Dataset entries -
---------------

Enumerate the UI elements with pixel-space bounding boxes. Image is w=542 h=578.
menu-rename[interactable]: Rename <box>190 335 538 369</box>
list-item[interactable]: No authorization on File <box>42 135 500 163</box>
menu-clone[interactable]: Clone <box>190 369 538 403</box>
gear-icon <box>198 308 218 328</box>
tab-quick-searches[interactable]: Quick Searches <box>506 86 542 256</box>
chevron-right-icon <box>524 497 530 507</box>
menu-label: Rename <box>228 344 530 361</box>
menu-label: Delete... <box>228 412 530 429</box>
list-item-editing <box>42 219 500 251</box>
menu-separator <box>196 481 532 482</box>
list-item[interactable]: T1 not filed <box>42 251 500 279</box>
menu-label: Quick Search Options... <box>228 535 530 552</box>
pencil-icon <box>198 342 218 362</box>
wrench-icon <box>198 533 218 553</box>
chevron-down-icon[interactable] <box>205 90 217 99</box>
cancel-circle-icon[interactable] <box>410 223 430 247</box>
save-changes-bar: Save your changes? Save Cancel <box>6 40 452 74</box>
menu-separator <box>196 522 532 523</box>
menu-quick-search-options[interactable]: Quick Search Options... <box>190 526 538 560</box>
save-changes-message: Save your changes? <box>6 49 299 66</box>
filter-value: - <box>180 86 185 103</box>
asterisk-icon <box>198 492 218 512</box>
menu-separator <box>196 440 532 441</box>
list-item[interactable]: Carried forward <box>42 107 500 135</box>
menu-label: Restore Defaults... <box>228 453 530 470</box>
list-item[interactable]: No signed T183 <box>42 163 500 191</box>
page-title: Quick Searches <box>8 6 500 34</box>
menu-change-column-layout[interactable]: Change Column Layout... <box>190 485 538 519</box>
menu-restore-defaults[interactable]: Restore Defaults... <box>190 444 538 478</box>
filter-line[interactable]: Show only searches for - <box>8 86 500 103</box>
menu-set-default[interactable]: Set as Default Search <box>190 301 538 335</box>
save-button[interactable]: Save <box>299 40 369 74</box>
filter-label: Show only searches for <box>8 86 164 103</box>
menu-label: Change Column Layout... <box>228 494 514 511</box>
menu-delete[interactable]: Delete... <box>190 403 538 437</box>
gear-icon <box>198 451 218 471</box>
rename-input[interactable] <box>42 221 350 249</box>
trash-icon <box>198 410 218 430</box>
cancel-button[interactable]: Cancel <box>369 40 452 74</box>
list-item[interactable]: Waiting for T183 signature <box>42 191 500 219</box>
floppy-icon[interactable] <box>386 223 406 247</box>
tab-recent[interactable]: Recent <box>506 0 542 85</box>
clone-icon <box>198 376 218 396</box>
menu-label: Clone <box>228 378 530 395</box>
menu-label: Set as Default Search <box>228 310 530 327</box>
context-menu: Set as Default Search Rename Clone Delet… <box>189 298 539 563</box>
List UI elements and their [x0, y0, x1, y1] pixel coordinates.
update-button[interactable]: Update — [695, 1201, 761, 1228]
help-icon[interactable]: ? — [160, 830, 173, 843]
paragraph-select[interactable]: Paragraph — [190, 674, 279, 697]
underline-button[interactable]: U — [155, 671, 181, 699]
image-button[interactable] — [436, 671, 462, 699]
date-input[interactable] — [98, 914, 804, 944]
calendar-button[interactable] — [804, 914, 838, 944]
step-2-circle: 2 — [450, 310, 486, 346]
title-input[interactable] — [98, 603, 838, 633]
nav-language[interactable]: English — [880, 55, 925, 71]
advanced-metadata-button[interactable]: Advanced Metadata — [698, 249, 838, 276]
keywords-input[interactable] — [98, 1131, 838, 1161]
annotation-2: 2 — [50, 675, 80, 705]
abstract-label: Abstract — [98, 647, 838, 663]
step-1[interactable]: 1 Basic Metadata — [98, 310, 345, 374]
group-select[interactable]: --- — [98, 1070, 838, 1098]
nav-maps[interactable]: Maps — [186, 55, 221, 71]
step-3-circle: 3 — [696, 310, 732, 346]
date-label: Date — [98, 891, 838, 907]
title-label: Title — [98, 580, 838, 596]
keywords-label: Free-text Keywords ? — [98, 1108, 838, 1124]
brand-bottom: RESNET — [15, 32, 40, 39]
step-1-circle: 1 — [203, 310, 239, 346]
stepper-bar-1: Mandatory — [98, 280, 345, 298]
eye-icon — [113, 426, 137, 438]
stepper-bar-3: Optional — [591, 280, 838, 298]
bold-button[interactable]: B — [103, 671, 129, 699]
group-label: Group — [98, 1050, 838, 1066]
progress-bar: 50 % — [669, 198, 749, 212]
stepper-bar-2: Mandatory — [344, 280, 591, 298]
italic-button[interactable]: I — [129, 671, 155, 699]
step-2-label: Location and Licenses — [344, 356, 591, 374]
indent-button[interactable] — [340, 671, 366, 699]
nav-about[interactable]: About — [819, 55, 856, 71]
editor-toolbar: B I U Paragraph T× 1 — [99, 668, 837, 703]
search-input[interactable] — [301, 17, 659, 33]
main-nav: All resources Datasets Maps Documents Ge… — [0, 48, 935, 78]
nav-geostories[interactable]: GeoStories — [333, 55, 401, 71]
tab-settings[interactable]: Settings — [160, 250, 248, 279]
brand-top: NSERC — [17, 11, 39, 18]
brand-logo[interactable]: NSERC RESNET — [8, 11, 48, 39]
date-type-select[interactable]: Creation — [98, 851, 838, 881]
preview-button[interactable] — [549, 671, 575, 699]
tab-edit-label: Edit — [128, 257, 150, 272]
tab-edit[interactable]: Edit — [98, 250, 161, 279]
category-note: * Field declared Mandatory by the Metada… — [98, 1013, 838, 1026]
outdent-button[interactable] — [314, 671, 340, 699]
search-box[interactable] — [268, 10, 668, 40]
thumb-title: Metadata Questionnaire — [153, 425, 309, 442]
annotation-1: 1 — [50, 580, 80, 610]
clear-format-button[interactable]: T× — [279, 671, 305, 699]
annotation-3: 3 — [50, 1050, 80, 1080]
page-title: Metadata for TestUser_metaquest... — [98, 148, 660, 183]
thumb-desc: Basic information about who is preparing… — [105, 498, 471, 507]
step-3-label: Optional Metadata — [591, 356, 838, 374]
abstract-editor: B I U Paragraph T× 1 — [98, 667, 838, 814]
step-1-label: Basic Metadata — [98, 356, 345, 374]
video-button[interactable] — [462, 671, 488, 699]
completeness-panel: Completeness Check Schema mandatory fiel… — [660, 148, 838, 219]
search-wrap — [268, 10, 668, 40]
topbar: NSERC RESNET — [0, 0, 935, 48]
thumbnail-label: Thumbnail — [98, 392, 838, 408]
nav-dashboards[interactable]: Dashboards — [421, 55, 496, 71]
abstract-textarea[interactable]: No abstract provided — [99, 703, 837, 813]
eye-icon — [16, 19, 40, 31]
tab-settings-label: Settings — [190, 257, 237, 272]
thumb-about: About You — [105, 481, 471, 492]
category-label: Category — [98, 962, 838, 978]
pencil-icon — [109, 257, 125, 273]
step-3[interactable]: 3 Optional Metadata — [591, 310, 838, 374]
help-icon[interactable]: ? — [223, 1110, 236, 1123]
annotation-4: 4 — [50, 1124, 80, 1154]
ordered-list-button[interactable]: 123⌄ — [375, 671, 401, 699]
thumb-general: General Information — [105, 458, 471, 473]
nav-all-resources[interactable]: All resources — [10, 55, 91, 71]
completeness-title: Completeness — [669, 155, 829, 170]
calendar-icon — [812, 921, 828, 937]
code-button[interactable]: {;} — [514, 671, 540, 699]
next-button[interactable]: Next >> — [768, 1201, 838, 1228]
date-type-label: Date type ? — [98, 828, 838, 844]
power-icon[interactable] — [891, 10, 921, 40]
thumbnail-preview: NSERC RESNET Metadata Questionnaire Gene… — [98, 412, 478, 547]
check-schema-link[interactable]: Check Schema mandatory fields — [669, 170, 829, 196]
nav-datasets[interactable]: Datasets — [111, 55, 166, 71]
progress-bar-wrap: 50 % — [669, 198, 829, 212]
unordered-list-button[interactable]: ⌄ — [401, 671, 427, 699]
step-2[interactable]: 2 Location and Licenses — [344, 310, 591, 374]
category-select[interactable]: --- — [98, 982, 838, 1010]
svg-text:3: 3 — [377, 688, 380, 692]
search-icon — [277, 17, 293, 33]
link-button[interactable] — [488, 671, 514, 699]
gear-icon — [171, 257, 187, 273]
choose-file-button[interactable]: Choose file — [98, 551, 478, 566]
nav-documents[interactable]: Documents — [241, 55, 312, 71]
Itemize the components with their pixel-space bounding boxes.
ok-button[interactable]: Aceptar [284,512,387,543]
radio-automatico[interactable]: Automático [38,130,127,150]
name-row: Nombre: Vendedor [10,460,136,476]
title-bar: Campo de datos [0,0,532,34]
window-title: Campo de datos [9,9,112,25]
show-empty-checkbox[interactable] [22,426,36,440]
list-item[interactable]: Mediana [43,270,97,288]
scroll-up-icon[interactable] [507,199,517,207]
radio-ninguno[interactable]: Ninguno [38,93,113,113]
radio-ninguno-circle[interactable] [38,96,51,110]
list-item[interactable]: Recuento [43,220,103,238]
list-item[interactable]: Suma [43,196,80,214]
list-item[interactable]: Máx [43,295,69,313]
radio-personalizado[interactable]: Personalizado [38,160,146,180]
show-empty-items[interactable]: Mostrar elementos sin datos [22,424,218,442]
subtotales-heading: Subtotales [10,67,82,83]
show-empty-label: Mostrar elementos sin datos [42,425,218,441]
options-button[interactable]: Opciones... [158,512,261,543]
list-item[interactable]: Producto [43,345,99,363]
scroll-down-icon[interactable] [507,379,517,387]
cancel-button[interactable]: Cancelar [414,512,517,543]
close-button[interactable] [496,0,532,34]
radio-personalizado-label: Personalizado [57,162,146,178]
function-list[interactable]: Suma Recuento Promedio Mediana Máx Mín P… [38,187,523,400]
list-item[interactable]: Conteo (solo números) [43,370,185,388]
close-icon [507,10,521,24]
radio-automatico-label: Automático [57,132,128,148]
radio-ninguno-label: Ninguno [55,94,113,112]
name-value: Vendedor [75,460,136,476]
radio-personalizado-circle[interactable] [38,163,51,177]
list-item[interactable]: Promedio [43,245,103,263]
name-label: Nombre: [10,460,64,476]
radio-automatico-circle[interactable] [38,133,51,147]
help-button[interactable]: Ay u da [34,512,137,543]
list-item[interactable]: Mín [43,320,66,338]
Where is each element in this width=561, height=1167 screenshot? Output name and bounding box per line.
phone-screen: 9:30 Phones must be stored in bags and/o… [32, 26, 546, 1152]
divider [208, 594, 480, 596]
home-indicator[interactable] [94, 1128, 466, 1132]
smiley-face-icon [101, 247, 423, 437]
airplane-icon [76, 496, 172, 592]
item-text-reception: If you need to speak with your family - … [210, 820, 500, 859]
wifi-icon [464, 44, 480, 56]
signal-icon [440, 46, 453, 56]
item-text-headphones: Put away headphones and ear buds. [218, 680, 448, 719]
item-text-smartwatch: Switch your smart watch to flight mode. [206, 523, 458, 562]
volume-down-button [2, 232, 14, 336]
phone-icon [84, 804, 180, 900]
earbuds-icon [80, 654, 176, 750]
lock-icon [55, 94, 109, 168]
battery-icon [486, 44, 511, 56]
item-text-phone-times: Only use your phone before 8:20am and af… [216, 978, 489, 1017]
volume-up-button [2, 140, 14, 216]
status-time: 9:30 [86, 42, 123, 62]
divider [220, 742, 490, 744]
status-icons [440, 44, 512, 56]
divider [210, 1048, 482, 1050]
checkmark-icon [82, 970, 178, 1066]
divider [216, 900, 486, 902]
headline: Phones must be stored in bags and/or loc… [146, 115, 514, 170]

---------------

Format the lines from the start of the records up to and including the line with "menu-separator <box>196 481 532 482</box>" as a Markdown table with the columns Row and Line, giving each line's number and text and leaving out blank lines.

Answer to the task -
| Row | Line |
|---|---|
| 1 | Enumerate the UI elements with pixel-space bounding boxes. Image is w=542 h=578. |
| 2 | menu-rename[interactable]: Rename <box>190 335 538 369</box> |
| 3 | list-item[interactable]: No authorization on File <box>42 135 500 163</box> |
| 4 | menu-clone[interactable]: Clone <box>190 369 538 403</box> |
| 5 | gear-icon <box>198 308 218 328</box> |
| 6 | tab-quick-searches[interactable]: Quick Searches <box>506 86 542 256</box> |
| 7 | chevron-right-icon <box>524 497 530 507</box> |
| 8 | menu-label: Rename <box>228 344 530 361</box> |
| 9 | menu-label: Delete... <box>228 412 530 429</box> |
| 10 | list-item-editing <box>42 219 500 251</box> |
| 11 | menu-separator <box>196 481 532 482</box> |